-- Supplied information --
** START **
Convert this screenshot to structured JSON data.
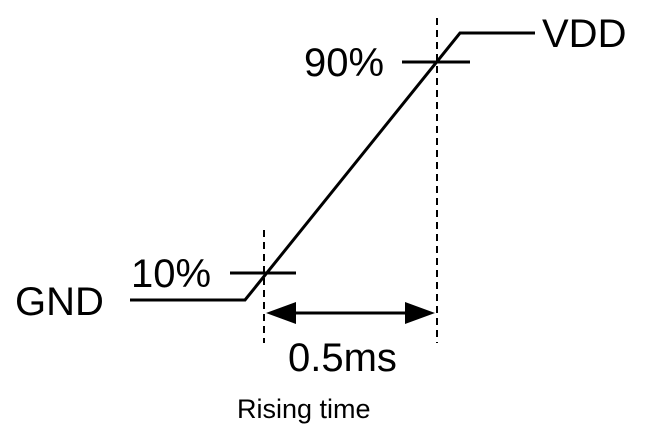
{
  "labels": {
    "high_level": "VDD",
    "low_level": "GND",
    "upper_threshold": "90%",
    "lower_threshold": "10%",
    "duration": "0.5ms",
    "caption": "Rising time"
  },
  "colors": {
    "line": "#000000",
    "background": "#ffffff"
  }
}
** END **
-- The exercise --
Using the material above, return every line exactly as it appears, minus the pictures.

-- Finished answer --
Convert this screenshot to structured JSON data.
{
  "labels": {
    "high_level": "VDD",
    "low_level": "GND",
    "upper_threshold": "90%",
    "lower_threshold": "10%",
    "duration": "0.5ms",
    "caption": "Rising time"
  },
  "colors": {
    "line": "#000000",
    "background": "#ffffff"
  }
}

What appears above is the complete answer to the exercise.